--- Begin ---

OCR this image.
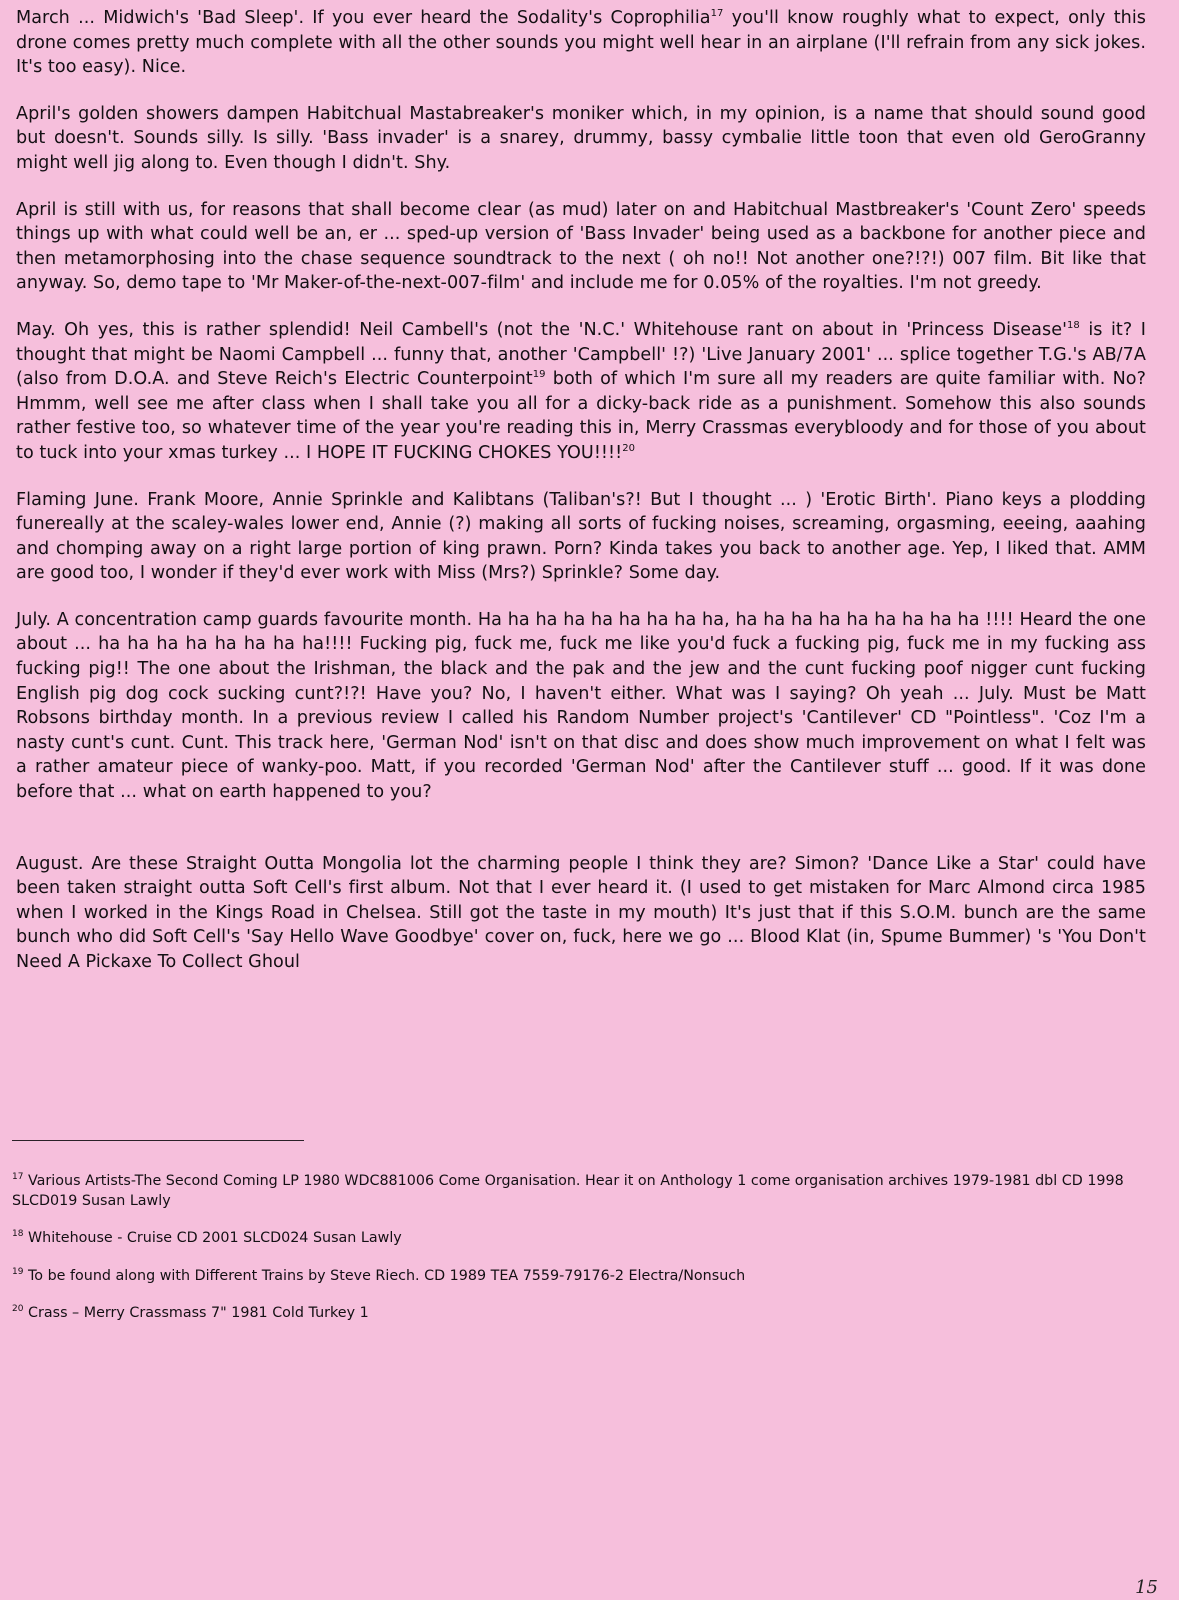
March ... Midwich's 'Bad Sleep'. If you ever heard the Sodality's Coprophilia$^{17}$ you'll know roughly what to expect, only this drone comes pretty much complete with all the other sounds you might well hear in an airplane (I'll refrain from any sick jokes. It's too easy). Nice.

April's golden showers dampen Habitchual Mastabreaker's moniker which, in my opinion, is a name that should sound good but doesn't. Sounds silly. Is silly. 'Bass invader' is a snarey, drummy, bassy cymbalie little toon that even old GeroGranny might well jig along to. Even though I didn't. Shy.

April is still with us, for reasons that shall become clear (as mud) later on and Habitchual Mastbreaker's 'Count Zero' speeds things up with what could well be an, er ... sped-up version of 'Bass Invader' being used as a backbone for another piece and then metamorphosing into the chase sequence soundtrack to the next ( oh no!! Not another one?!?!) 007 film. Bit like that anyway. So, demo tape to 'Mr Maker-of-the-next-007-film' and include me for 0.05% of the royalties. I'm not greedy.

May. Oh yes, this is rather splendid! Neil Cambell's (not the 'N.C.' Whitehouse rant on about in 'Princess $Disease'^{18}$ is it? I thought that might be Naomi Campbell ... funny that, another 'Campbell' !?) 'Live January 2001' ... splice together T.G.'s AB/7A (also from D.O.A. and Steve Reich's Electric Counterpoint$^{19}$ both of which I'm sure all my readers are quite familiar with. No? Hmmm, well see me after class when I shall take you all for a dicky-back ride as a punishment. Somehow this also sounds rather festive too, so whatever time of the year you're reading this in, Merry Crassmas everybloody and for those of you about to tuck into your xmas turkey ... I HOPE IT FUCKING CHOKES YOU!!!!$^{20}$

Flaming June. Frank Moore, Annie Sprinkle and Kalibtans (Taliban's?! But I thought ... ) 'Erotic Birth'. Piano keys a plodding funereally at the scaley-wales lower end, Annie (?) making all sorts of fucking noises, screaming, orgasming, eeeing, aaahing and chomping away on a right large portion of king prawn. Porn? Kinda takes you back to another age. Yep, I liked that. AMM are good too, I wonder if they'd ever work with Miss (Mrs?) Sprinkle? Some day.

July. A concentration camp guards favourite month. Ha ha ha ha ha ha ha ha ha, ha ha ha ha ha ha ha ha ha !!!! Heard the one about ... ha ha ha ha ha ha ha ha!!!! Fucking pig, fuck me, fuck me like you'd fuck a fucking pig, fuck me in my fucking ass fucking pig!! The one about the Irishman, the black and the pak and the jew and the cunt fucking poof nigger cunt fucking English pig dog cock sucking cunt?!?! Have you? No, I haven't either. What was I saying? Oh yeah ... July. Must be Matt Robsons birthday month. In a previous review I called his Random Number project's 'Cantilever' CD "Pointless". 'Coz I'm a nasty cunt's cunt. Cunt. This track here, 'German Nod' isn't on that disc and does show much improvement on what I felt was a rather amateur piece of wanky-poo. Matt, if you recorded 'German Nod' after the Cantilever stuff ... good. If it was done before that ... what on earth happened to you?

August. Are these Straight Outta Mongolia lot the charming people I think they are? Simon? 'Dance Like a Star' could have been taken straight outta Soft Cell's first album. Not that I ever heard it. (I used to get mistaken for Marc Almond circa 1985 when I worked in the Kings Road in Chelsea. Still got the taste in my mouth) It's just that if this S.O.M. bunch are the same bunch who did Soft Cell's 'Say Hello Wave Goodbye' cover on, fuck, here we go ... Blood Klat (in, Spume Bummer) 's 'You Don't Need A Pickaxe To Collect Ghoul

$^{17}$ Various Artists-The Second Coming LP 1980 WDC881006 Come Organisation. Hear it on Anthology 1 come organisation archives 1979-1981 dbl CD 1998 SLCD019 Susan Lawly

$^{18}$ Whitehouse - Cruise CD 2001 SLCD024 Susan Lawly

$^{19}$ To be found along with Different Trains by Steve Riech. CD 1989 TEA 7559-79176-2 Electra/Nonsuch

$^{20}$ Crass – Merry Crassmass 7" 1981 Cold Turkey 1

15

--- End ---

### [What is asked]
How many lines of these entries contain "Steve"? Answer with the number and nothing else.

### [Exercise output]
2